━━━ Information provided ━━━

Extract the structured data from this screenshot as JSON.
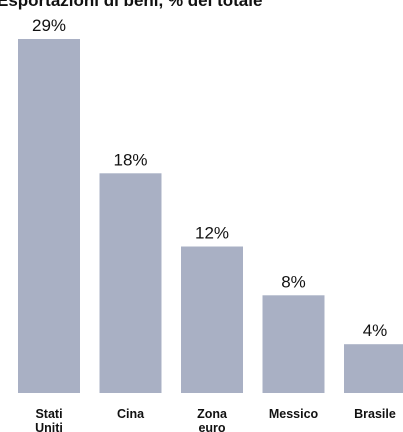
{
  "chart_data": {
    "type": "bar",
    "title": "Esportazioni di beni, % del totale",
    "categories": [
      [
        "Stati",
        "Uniti"
      ],
      [
        "Cina"
      ],
      [
        "Zona",
        "euro"
      ],
      [
        "Messico"
      ],
      [
        "Brasile"
      ]
    ],
    "values": [
      29,
      18,
      12,
      8,
      4
    ],
    "value_labels": [
      "29%",
      "18%",
      "12%",
      "8%",
      "4%"
    ],
    "ylim": [
      0,
      29
    ],
    "grid": false,
    "bar_color": "#a9b0c4"
  }
}
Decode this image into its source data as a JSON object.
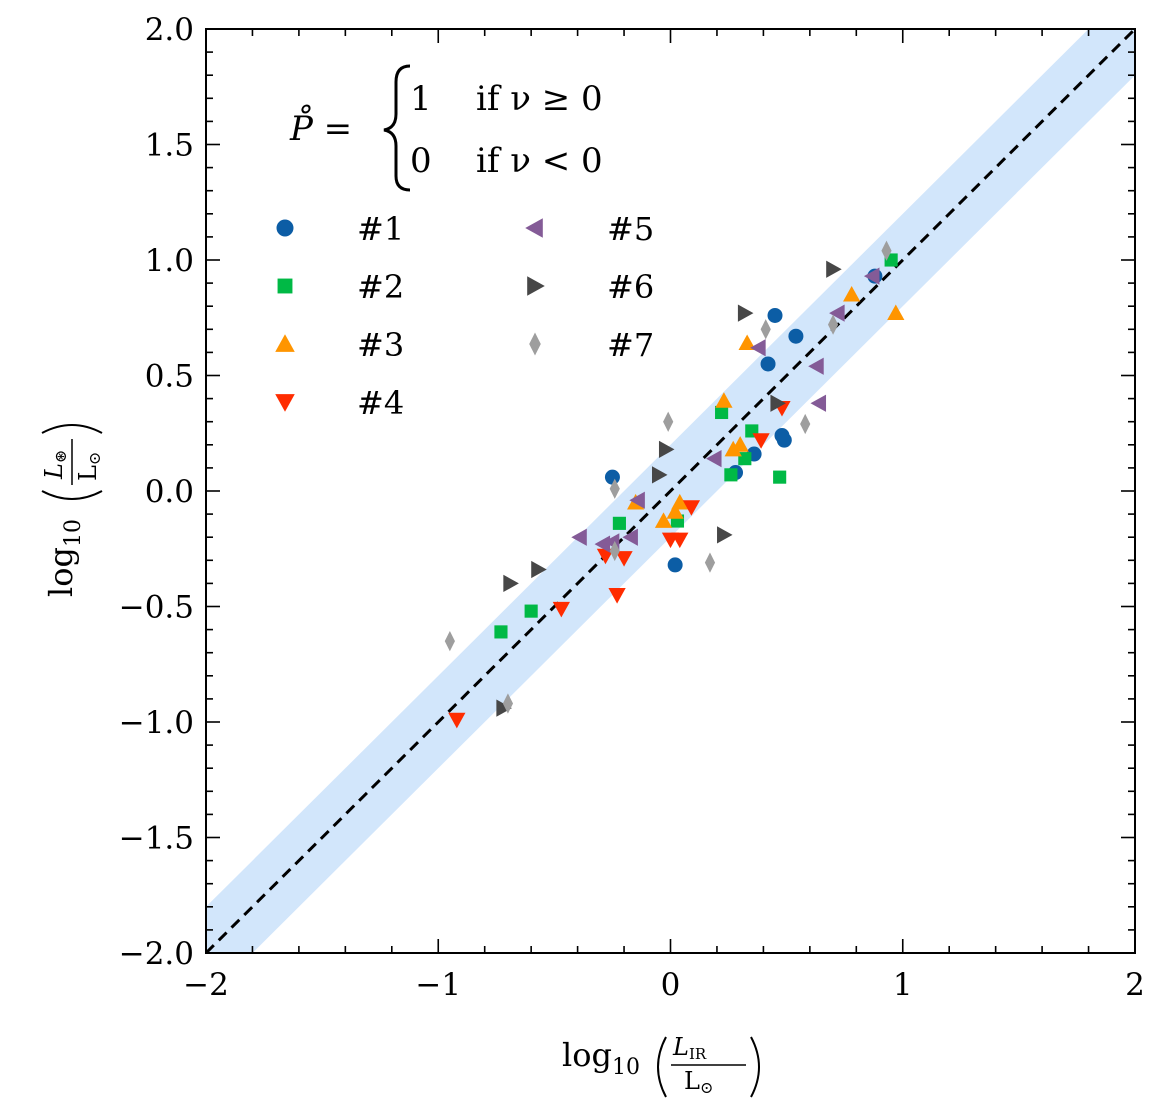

━━━

Objective —
Repeat all the data as it stands, dropping any images it holds.

Output of the exercise —
Extract the structured data from this screenshot as JSON.
{
  "chart_data": {
    "type": "bar",
    "title": "Esportazioni di beni, % del totale",
    "categories": [
      [
        "Stati",
        "Uniti"
      ],
      [
        "Cina"
      ],
      [
        "Zona",
        "euro"
      ],
      [
        "Messico"
      ],
      [
        "Brasile"
      ]
    ],
    "values": [
      29,
      18,
      12,
      8,
      4
    ],
    "value_labels": [
      "29%",
      "18%",
      "12%",
      "8%",
      "4%"
    ],
    "ylim": [
      0,
      29
    ],
    "grid": false,
    "bar_color": "#a9b0c4"
  }
}
Decode this image into its source data as a JSON object.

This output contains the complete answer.